_Records for the task_.
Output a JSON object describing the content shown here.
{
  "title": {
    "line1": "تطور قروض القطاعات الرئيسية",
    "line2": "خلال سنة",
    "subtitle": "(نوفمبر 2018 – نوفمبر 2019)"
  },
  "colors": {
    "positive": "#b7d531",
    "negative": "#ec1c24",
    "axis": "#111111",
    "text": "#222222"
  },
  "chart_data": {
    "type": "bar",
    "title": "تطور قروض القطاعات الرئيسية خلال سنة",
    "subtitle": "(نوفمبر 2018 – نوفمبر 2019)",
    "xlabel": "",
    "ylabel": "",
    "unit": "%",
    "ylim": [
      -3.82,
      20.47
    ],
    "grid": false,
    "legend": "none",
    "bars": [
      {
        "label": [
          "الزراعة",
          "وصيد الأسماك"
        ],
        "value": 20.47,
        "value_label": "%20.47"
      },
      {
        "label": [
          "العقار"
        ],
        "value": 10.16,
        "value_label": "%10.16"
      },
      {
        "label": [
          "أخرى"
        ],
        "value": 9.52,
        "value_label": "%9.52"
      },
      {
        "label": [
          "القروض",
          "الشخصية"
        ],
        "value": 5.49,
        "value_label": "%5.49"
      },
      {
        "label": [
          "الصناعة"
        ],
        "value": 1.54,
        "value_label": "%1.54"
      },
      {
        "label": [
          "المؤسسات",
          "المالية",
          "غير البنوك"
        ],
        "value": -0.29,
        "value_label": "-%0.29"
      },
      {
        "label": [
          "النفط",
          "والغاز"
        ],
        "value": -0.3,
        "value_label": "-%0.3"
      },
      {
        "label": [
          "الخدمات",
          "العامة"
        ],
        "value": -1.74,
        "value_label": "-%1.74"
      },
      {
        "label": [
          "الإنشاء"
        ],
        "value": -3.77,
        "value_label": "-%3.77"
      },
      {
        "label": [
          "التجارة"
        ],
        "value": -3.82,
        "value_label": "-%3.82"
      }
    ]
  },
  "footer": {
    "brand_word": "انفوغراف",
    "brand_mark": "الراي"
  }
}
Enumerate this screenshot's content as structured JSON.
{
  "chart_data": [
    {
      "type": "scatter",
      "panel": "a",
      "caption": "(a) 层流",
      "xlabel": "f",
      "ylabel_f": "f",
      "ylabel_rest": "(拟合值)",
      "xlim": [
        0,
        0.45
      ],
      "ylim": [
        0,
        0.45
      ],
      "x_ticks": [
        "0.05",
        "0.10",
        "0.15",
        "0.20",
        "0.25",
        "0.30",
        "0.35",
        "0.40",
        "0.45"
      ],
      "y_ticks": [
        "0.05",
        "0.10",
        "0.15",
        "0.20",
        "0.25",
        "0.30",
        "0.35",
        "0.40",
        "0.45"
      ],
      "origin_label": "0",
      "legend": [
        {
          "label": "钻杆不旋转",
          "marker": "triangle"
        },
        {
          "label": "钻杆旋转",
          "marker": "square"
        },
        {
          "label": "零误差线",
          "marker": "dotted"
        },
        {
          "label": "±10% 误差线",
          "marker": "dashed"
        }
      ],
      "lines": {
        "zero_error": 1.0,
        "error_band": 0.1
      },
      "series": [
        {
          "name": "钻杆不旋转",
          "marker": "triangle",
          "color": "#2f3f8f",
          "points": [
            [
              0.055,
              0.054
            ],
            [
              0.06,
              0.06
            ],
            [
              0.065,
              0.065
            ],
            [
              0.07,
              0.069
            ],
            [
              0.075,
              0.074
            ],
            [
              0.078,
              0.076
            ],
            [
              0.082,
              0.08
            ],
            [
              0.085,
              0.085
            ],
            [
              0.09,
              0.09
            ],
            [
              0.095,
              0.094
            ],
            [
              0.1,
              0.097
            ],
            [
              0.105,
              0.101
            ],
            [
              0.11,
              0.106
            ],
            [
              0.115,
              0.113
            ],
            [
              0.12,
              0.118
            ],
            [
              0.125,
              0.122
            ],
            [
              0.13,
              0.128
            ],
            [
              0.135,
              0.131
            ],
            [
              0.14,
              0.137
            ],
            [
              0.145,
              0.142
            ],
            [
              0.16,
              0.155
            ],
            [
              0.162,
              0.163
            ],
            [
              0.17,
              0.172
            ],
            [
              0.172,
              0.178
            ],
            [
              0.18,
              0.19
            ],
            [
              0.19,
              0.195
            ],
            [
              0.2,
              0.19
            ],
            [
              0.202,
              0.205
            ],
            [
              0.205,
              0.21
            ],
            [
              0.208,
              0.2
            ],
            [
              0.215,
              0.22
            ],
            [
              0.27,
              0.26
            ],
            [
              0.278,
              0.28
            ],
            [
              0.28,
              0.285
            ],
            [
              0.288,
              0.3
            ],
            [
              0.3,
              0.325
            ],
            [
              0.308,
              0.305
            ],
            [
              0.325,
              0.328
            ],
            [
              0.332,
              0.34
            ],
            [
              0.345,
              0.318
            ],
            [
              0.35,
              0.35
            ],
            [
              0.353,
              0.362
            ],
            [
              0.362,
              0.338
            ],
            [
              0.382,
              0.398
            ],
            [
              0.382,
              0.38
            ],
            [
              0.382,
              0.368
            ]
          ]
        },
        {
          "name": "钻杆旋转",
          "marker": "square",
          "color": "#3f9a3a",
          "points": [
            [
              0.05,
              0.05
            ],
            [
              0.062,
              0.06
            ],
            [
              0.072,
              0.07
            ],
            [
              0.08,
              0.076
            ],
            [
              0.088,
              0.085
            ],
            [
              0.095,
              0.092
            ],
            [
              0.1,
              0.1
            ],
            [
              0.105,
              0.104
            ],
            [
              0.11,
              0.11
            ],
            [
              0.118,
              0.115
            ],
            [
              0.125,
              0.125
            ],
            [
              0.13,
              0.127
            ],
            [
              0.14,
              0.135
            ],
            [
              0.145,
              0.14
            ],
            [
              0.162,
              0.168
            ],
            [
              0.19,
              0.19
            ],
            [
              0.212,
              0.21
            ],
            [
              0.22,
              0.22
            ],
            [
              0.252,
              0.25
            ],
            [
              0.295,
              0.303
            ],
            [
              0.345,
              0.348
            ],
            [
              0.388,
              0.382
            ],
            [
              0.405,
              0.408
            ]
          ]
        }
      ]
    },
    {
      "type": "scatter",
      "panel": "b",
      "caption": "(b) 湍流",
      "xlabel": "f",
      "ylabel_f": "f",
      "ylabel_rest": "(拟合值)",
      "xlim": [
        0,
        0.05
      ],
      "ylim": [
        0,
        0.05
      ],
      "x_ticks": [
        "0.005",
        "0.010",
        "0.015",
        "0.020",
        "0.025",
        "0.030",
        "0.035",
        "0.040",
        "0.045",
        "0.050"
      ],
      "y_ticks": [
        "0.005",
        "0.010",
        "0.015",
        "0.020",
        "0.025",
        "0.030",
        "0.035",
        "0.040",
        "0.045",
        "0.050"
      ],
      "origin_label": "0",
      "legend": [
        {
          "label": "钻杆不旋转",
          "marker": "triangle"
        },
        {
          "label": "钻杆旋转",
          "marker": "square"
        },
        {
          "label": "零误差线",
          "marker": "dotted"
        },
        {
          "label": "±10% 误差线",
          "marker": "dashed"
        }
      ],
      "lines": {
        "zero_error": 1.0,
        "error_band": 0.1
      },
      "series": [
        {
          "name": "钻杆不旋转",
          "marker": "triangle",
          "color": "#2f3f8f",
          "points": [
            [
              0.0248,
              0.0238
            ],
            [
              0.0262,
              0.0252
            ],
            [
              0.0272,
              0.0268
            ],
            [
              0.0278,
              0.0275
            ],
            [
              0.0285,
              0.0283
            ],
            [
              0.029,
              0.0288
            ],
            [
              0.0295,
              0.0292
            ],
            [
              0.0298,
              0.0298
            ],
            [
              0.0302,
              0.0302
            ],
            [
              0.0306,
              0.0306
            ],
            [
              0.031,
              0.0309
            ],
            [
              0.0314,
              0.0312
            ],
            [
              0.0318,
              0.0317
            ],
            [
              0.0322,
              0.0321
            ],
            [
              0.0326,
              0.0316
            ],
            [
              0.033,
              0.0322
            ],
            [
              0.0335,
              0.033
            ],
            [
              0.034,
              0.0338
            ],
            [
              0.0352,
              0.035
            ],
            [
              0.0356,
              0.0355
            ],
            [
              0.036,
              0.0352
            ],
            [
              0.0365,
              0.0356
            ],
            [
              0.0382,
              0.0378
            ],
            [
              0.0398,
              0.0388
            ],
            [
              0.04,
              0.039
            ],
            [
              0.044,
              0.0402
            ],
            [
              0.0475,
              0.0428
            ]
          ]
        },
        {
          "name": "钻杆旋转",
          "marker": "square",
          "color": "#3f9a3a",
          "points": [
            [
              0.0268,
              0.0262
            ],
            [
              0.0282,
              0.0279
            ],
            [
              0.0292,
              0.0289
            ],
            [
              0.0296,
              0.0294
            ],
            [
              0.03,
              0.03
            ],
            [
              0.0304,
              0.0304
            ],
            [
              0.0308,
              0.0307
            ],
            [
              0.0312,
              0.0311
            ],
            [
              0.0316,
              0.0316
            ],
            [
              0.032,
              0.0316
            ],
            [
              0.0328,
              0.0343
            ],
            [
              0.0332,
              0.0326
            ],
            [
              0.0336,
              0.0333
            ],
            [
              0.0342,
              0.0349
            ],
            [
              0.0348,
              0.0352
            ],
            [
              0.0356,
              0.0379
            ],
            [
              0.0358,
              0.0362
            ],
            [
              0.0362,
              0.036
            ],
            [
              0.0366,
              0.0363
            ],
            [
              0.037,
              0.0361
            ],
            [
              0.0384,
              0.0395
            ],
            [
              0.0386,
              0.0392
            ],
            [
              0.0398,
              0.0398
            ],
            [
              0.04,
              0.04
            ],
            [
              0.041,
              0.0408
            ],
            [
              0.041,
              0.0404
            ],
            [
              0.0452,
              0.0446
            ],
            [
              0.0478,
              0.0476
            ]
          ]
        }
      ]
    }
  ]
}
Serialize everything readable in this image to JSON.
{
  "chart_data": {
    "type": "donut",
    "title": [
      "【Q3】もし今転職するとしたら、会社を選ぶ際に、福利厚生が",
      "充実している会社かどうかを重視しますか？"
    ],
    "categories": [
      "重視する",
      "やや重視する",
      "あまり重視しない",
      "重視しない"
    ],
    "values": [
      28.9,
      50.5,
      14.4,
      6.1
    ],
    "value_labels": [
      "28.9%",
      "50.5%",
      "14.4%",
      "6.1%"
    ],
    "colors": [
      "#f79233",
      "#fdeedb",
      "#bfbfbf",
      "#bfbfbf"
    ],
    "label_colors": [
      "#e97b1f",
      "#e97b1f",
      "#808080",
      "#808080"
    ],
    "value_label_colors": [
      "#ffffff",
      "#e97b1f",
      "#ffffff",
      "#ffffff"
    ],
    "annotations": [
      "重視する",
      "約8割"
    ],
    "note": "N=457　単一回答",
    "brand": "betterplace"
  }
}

_Instructions to follow_.
Search the entries for the word "this", then gather every line that has it.

_Full solution_.
Enumerate this screenshot's content as structured JSON.
Serialize everything readable in this image to JSON.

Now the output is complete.